Problem to work on — In the listing that follows, how many lines contain the string "spinner"? Provide only the number.

Data records —
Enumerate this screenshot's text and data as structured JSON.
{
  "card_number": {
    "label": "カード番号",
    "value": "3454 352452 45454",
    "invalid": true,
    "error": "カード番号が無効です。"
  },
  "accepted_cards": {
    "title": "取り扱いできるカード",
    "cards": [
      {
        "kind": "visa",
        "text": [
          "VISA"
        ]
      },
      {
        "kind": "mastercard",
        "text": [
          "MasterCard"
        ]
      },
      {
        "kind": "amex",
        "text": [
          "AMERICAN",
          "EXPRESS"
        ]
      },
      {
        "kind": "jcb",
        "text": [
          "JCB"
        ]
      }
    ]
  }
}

==

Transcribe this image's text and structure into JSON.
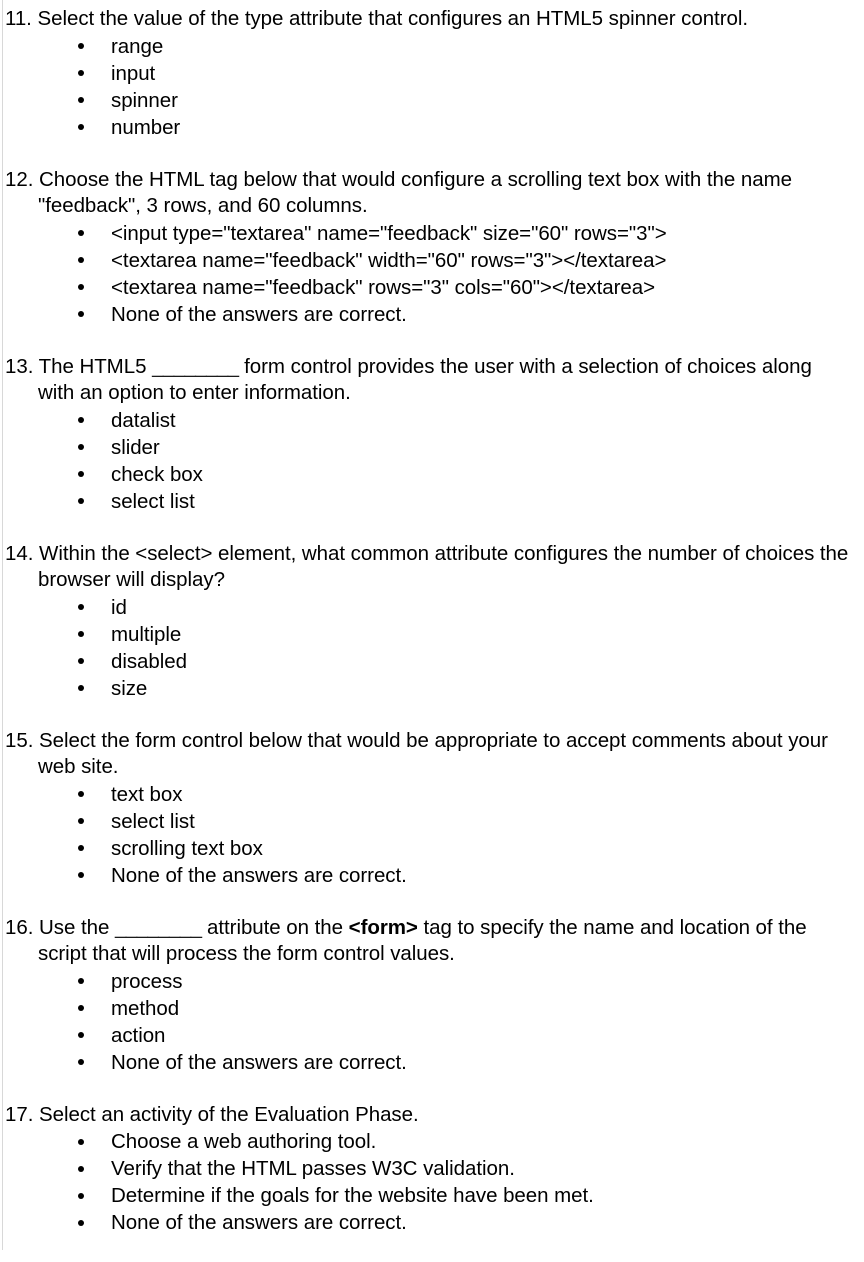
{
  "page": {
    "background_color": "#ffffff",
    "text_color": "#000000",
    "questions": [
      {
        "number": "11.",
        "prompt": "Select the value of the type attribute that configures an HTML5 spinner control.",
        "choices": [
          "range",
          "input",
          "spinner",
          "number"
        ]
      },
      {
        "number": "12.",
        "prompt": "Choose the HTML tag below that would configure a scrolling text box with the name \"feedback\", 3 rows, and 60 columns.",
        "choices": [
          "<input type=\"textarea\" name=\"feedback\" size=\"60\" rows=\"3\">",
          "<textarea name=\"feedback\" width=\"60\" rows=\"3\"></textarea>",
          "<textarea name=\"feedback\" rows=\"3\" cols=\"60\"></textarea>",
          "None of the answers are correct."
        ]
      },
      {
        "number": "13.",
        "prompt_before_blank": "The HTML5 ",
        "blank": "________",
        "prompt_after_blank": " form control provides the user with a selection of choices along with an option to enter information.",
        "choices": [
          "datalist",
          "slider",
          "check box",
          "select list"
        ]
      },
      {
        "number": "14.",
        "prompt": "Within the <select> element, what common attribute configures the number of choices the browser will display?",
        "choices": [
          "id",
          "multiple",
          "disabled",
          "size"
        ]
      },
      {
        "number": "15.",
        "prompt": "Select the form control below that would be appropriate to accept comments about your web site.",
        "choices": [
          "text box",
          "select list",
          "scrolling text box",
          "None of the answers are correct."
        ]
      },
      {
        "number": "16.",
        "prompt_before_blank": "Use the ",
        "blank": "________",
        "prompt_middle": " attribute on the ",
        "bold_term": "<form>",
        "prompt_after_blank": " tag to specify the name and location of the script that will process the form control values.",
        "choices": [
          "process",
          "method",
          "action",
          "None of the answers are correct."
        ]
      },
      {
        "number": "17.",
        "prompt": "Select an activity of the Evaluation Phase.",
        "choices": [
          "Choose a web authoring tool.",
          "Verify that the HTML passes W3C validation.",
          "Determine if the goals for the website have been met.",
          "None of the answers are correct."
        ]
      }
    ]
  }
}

* * *

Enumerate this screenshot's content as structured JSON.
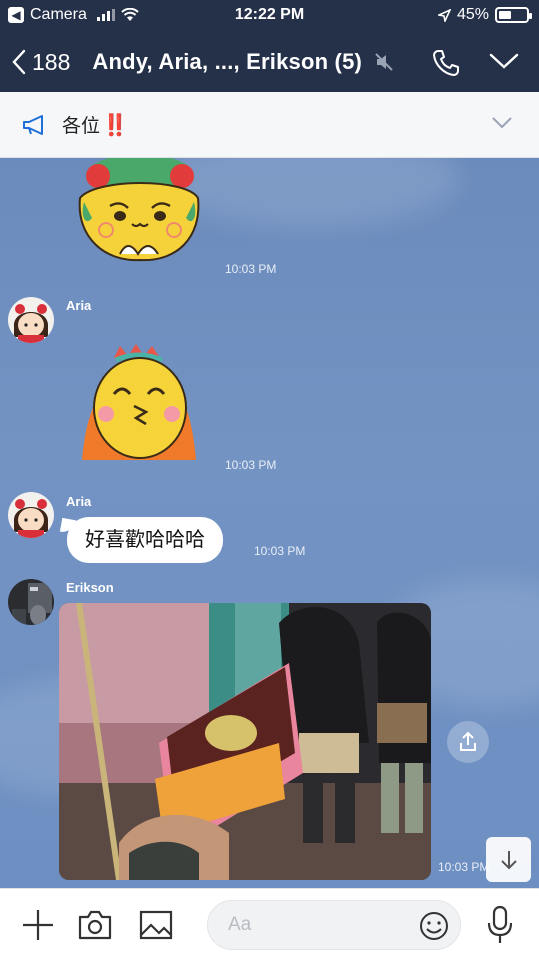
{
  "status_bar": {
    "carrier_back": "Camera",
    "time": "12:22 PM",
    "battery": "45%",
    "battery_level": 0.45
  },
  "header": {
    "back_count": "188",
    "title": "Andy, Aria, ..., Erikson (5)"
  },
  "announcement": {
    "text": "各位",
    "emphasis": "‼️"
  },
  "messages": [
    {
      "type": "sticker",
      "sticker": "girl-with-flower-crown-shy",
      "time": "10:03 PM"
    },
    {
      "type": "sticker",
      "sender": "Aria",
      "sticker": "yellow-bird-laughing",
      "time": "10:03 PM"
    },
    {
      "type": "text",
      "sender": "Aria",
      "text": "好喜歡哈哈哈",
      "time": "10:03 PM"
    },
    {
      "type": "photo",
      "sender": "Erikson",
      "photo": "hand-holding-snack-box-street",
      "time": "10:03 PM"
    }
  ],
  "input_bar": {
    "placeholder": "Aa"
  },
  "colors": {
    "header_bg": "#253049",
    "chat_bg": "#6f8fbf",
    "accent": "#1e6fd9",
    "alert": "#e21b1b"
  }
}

Worked solution — 2